== What you will do ==
Print out every record exactly as it appears.
· · · · · · ·
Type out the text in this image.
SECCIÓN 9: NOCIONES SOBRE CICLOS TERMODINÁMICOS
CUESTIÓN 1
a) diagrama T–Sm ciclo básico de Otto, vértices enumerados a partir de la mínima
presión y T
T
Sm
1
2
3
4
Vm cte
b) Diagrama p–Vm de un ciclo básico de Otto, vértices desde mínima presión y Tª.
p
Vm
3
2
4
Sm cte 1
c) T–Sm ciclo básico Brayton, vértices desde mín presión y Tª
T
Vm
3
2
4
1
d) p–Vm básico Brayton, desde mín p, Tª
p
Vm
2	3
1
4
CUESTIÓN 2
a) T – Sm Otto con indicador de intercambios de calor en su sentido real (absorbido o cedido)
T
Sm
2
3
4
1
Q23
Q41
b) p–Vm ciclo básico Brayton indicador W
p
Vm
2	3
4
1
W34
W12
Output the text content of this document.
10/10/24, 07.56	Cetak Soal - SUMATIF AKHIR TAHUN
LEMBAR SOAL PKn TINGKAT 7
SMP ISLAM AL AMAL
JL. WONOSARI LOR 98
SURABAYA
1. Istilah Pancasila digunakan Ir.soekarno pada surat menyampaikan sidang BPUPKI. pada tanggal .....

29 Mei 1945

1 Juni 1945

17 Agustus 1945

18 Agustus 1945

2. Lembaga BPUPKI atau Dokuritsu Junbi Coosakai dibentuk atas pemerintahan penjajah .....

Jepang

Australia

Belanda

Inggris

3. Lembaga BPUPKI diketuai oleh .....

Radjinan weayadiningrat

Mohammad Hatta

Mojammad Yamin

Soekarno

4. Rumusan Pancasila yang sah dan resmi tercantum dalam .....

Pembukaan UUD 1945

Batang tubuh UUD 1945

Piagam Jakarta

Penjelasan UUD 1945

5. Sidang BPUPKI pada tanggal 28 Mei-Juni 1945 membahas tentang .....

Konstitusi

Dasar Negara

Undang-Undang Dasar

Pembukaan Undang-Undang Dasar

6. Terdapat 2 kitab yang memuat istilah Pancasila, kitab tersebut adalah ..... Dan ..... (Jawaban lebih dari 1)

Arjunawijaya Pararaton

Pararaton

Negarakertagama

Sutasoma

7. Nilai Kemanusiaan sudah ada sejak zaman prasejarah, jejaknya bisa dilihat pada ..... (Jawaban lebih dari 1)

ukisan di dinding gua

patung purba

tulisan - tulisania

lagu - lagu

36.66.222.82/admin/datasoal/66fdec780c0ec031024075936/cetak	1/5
· · · · · · ·
== Full output ==
Type out the text in this image.
SECCIÓN 9: NOCIONES SOBRE CICLOS TERMODINÁMICOS
CUESTIÓN 1
a) diagrama T–Sm ciclo básico de Otto, vértices enumerados a partir de la mínima
presión y T
T
Sm
1
2
3
4
Vm cte
b) Diagrama p–Vm de un ciclo básico de Otto, vértices desde mínima presión y Tª.
p
Vm
3
2
4
Sm cte 1
c) T–Sm ciclo básico Brayton, vértices desde mín presión y Tª
T
Vm
3
2
4
1
d) p–Vm básico Brayton, desde mín p, Tª
p
Vm
2	3
1
4
CUESTIÓN 2
a) T – Sm Otto con indicador de intercambios de calor en su sentido real (absorbido o cedido)
T
Sm
2
3
4
1
Q23
Q41
b) p–Vm ciclo básico Brayton indicador W
p
Vm
2	3
4
1
W34
W12
Output the text content of this document.
10/10/24, 07.56	Cetak Soal - SUMATIF AKHIR TAHUN
LEMBAR SOAL PKn TINGKAT 7
SMP ISLAM AL AMAL
JL. WONOSARI LOR 98
SURABAYA
1. Istilah Pancasila digunakan Ir.soekarno pada surat menyampaikan sidang BPUPKI. pada tanggal .....

29 Mei 1945

1 Juni 1945

17 Agustus 1945

18 Agustus 1945

2. Lembaga BPUPKI atau Dokuritsu Junbi Coosakai dibentuk atas pemerintahan penjajah .....

Jepang

Australia

Belanda

Inggris

3. Lembaga BPUPKI diketuai oleh .....

Radjinan weayadiningrat

Mohammad Hatta

Mojammad Yamin

Soekarno

4. Rumusan Pancasila yang sah dan resmi tercantum dalam .....

Pembukaan UUD 1945

Batang tubuh UUD 1945

Piagam Jakarta

Penjelasan UUD 1945

5. Sidang BPUPKI pada tanggal 28 Mei-Juni 1945 membahas tentang .....

Konstitusi

Dasar Negara

Undang-Undang Dasar

Pembukaan Undang-Undang Dasar

6. Terdapat 2 kitab yang memuat istilah Pancasila, kitab tersebut adalah ..... Dan ..... (Jawaban lebih dari 1)

Arjunawijaya Pararaton

Pararaton

Negarakertagama

Sutasoma

7. Nilai Kemanusiaan sudah ada sejak zaman prasejarah, jejaknya bisa dilihat pada ..... (Jawaban lebih dari 1)

ukisan di dinding gua

patung purba

tulisan - tulisania

lagu - lagu

36.66.222.82/admin/datasoal/66fdec780c0ec031024075936/cetak	1/5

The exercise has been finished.